• [TASK DETAILS]
All lines below must be repeated exactly, with the pictures omitted.

Excerpts from a figure dataset:
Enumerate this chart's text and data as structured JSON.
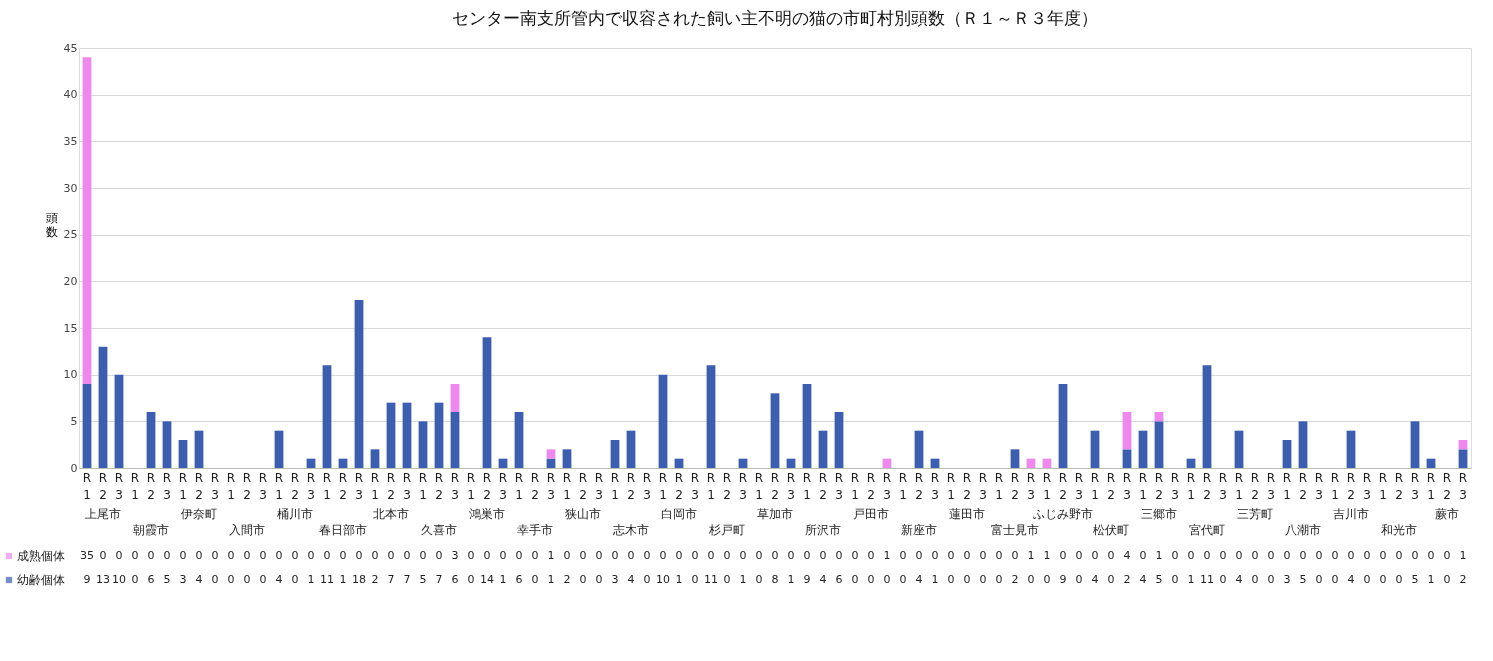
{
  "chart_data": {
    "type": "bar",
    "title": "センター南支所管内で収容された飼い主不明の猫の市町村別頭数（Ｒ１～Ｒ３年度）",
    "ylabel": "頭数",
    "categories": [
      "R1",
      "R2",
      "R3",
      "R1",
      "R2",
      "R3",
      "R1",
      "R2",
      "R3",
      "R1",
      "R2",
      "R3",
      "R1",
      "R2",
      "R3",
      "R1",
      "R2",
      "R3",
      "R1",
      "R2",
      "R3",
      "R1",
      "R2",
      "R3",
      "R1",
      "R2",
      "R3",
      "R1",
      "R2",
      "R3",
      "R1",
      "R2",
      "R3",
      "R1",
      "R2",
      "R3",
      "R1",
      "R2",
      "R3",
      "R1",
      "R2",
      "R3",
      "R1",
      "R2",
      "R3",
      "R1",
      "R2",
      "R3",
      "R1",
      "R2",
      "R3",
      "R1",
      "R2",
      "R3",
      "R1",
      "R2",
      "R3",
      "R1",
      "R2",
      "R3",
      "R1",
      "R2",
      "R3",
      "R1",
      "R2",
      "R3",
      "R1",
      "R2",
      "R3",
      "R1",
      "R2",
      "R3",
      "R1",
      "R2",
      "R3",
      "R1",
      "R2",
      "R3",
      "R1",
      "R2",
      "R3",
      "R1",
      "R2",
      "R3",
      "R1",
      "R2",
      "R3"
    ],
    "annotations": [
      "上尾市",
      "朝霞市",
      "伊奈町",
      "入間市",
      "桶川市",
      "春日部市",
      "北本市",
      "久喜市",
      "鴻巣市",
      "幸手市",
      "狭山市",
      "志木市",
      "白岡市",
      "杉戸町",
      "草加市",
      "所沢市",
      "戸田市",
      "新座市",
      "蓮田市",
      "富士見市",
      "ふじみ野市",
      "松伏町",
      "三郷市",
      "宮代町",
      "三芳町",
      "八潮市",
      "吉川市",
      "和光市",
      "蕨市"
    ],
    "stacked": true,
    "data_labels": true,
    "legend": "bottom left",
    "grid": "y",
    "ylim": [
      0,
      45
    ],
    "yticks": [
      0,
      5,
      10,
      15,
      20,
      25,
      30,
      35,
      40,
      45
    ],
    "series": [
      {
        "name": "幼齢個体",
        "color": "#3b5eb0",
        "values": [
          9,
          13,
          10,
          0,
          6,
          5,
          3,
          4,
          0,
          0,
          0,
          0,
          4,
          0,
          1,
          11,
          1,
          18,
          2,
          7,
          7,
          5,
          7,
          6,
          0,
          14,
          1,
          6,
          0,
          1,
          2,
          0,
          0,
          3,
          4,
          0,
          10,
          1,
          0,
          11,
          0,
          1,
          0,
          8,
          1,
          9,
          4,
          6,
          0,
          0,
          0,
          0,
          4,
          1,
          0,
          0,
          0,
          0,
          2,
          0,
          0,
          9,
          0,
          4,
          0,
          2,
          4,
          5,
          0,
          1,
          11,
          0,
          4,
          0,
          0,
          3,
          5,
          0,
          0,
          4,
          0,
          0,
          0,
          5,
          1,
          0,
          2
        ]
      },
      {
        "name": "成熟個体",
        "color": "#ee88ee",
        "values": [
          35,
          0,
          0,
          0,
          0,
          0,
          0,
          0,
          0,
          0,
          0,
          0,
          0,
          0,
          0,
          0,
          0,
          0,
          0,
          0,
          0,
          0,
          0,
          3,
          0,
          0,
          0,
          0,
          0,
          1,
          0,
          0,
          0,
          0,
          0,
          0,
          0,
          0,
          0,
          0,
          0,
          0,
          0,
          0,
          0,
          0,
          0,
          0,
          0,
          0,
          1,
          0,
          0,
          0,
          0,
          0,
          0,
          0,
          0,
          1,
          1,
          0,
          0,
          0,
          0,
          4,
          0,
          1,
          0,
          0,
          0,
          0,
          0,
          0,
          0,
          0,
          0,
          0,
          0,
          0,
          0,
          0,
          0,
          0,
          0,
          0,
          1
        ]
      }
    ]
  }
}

• [THE OUTPUT]
Enumerate this chart's text and data as structured JSON.
{
  "chart_data": {
    "type": "bar",
    "title": "センター南支所管内で収容された飼い主不明の猫の市町村別頭数（Ｒ１～Ｒ３年度）",
    "ylabel": "頭数",
    "categories": [
      "R1",
      "R2",
      "R3",
      "R1",
      "R2",
      "R3",
      "R1",
      "R2",
      "R3",
      "R1",
      "R2",
      "R3",
      "R1",
      "R2",
      "R3",
      "R1",
      "R2",
      "R3",
      "R1",
      "R2",
      "R3",
      "R1",
      "R2",
      "R3",
      "R1",
      "R2",
      "R3",
      "R1",
      "R2",
      "R3",
      "R1",
      "R2",
      "R3",
      "R1",
      "R2",
      "R3",
      "R1",
      "R2",
      "R3",
      "R1",
      "R2",
      "R3",
      "R1",
      "R2",
      "R3",
      "R1",
      "R2",
      "R3",
      "R1",
      "R2",
      "R3",
      "R1",
      "R2",
      "R3",
      "R1",
      "R2",
      "R3",
      "R1",
      "R2",
      "R3",
      "R1",
      "R2",
      "R3",
      "R1",
      "R2",
      "R3",
      "R1",
      "R2",
      "R3",
      "R1",
      "R2",
      "R3",
      "R1",
      "R2",
      "R3",
      "R1",
      "R2",
      "R3",
      "R1",
      "R2",
      "R3",
      "R1",
      "R2",
      "R3",
      "R1",
      "R2",
      "R3"
    ],
    "annotations": [
      "上尾市",
      "朝霞市",
      "伊奈町",
      "入間市",
      "桶川市",
      "春日部市",
      "北本市",
      "久喜市",
      "鴻巣市",
      "幸手市",
      "狭山市",
      "志木市",
      "白岡市",
      "杉戸町",
      "草加市",
      "所沢市",
      "戸田市",
      "新座市",
      "蓮田市",
      "富士見市",
      "ふじみ野市",
      "松伏町",
      "三郷市",
      "宮代町",
      "三芳町",
      "八潮市",
      "吉川市",
      "和光市",
      "蕨市"
    ],
    "stacked": true,
    "data_labels": true,
    "legend": "bottom left",
    "grid": "y",
    "ylim": [
      0,
      45
    ],
    "yticks": [
      0,
      5,
      10,
      15,
      20,
      25,
      30,
      35,
      40,
      45
    ],
    "series": [
      {
        "name": "幼齢個体",
        "color": "#3b5eb0",
        "values": [
          9,
          13,
          10,
          0,
          6,
          5,
          3,
          4,
          0,
          0,
          0,
          0,
          4,
          0,
          1,
          11,
          1,
          18,
          2,
          7,
          7,
          5,
          7,
          6,
          0,
          14,
          1,
          6,
          0,
          1,
          2,
          0,
          0,
          3,
          4,
          0,
          10,
          1,
          0,
          11,
          0,
          1,
          0,
          8,
          1,
          9,
          4,
          6,
          0,
          0,
          0,
          0,
          4,
          1,
          0,
          0,
          0,
          0,
          2,
          0,
          0,
          9,
          0,
          4,
          0,
          2,
          4,
          5,
          0,
          1,
          11,
          0,
          4,
          0,
          0,
          3,
          5,
          0,
          0,
          4,
          0,
          0,
          0,
          5,
          1,
          0,
          2
        ]
      },
      {
        "name": "成熟個体",
        "color": "#ee88ee",
        "values": [
          35,
          0,
          0,
          0,
          0,
          0,
          0,
          0,
          0,
          0,
          0,
          0,
          0,
          0,
          0,
          0,
          0,
          0,
          0,
          0,
          0,
          0,
          0,
          3,
          0,
          0,
          0,
          0,
          0,
          1,
          0,
          0,
          0,
          0,
          0,
          0,
          0,
          0,
          0,
          0,
          0,
          0,
          0,
          0,
          0,
          0,
          0,
          0,
          0,
          0,
          1,
          0,
          0,
          0,
          0,
          0,
          0,
          0,
          0,
          1,
          1,
          0,
          0,
          0,
          0,
          4,
          0,
          1,
          0,
          0,
          0,
          0,
          0,
          0,
          0,
          0,
          0,
          0,
          0,
          0,
          0,
          0,
          0,
          0,
          0,
          0,
          1
        ]
      }
    ]
  }
}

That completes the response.